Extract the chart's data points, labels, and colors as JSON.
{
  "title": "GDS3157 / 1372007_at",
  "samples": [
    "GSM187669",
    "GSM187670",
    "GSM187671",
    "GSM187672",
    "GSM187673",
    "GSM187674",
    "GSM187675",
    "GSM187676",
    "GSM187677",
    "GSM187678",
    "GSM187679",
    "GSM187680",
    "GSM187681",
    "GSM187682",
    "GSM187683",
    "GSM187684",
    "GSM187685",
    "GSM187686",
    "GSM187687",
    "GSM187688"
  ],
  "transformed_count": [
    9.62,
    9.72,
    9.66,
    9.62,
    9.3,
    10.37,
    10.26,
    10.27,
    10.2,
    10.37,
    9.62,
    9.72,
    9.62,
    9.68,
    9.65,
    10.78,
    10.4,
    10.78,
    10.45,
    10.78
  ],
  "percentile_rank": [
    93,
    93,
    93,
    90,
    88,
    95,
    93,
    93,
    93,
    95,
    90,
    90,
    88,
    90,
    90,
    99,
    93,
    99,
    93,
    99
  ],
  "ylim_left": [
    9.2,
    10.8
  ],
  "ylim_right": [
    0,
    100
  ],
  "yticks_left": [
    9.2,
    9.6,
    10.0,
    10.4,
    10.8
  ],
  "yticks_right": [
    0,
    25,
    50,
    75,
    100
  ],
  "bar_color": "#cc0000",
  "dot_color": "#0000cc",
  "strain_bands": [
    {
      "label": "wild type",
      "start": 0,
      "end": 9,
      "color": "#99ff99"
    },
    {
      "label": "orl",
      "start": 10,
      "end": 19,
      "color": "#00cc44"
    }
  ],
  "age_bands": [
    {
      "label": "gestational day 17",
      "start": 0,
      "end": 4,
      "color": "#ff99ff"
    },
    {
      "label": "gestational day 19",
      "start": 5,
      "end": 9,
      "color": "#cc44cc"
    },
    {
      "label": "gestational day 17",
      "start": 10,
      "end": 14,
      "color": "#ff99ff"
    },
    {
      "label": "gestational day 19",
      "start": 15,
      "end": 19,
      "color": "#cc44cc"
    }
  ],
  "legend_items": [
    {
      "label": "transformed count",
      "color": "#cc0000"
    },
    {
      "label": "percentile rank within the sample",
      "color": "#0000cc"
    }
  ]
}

:: DIRECTIONS FOR THIS TASK ::
Reproduce the entire listing word for word.

:: RESPONSE TO THIS EXERCISE ::
Extract the chart's data points, labels, and colors as JSON.
{
  "title": "GDS3157 / 1372007_at",
  "samples": [
    "GSM187669",
    "GSM187670",
    "GSM187671",
    "GSM187672",
    "GSM187673",
    "GSM187674",
    "GSM187675",
    "GSM187676",
    "GSM187677",
    "GSM187678",
    "GSM187679",
    "GSM187680",
    "GSM187681",
    "GSM187682",
    "GSM187683",
    "GSM187684",
    "GSM187685",
    "GSM187686",
    "GSM187687",
    "GSM187688"
  ],
  "transformed_count": [
    9.62,
    9.72,
    9.66,
    9.62,
    9.3,
    10.37,
    10.26,
    10.27,
    10.2,
    10.37,
    9.62,
    9.72,
    9.62,
    9.68,
    9.65,
    10.78,
    10.4,
    10.78,
    10.45,
    10.78
  ],
  "percentile_rank": [
    93,
    93,
    93,
    90,
    88,
    95,
    93,
    93,
    93,
    95,
    90,
    90,
    88,
    90,
    90,
    99,
    93,
    99,
    93,
    99
  ],
  "ylim_left": [
    9.2,
    10.8
  ],
  "ylim_right": [
    0,
    100
  ],
  "yticks_left": [
    9.2,
    9.6,
    10.0,
    10.4,
    10.8
  ],
  "yticks_right": [
    0,
    25,
    50,
    75,
    100
  ],
  "bar_color": "#cc0000",
  "dot_color": "#0000cc",
  "strain_bands": [
    {
      "label": "wild type",
      "start": 0,
      "end": 9,
      "color": "#99ff99"
    },
    {
      "label": "orl",
      "start": 10,
      "end": 19,
      "color": "#00cc44"
    }
  ],
  "age_bands": [
    {
      "label": "gestational day 17",
      "start": 0,
      "end": 4,
      "color": "#ff99ff"
    },
    {
      "label": "gestational day 19",
      "start": 5,
      "end": 9,
      "color": "#cc44cc"
    },
    {
      "label": "gestational day 17",
      "start": 10,
      "end": 14,
      "color": "#ff99ff"
    },
    {
      "label": "gestational day 19",
      "start": 15,
      "end": 19,
      "color": "#cc44cc"
    }
  ],
  "legend_items": [
    {
      "label": "transformed count",
      "color": "#cc0000"
    },
    {
      "label": "percentile rank within the sample",
      "color": "#0000cc"
    }
  ]
}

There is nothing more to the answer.